Identify the lines that include the word "Harrison", then copy all of them.
* * * *
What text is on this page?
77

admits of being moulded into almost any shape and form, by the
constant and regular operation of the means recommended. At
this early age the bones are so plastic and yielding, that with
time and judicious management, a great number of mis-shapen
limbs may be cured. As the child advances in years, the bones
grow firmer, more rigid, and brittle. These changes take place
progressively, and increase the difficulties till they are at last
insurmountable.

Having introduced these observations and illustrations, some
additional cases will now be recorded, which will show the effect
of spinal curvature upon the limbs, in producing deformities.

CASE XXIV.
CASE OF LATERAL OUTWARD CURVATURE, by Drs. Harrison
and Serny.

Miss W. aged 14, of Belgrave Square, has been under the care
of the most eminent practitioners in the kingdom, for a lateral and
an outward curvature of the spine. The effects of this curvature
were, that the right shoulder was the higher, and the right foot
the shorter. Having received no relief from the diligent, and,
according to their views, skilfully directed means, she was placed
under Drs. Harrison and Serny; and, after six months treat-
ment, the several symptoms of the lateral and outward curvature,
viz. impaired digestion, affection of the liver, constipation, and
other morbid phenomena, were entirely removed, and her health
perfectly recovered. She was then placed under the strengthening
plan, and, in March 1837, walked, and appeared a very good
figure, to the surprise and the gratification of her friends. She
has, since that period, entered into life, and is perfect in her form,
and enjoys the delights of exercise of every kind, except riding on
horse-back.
* * * *
Finished exercise:
CASE OF LATERAL OUTWARD CURVATURE, by Drs. Harrison
under Drs. Harrison and Serny; and, after six months treat-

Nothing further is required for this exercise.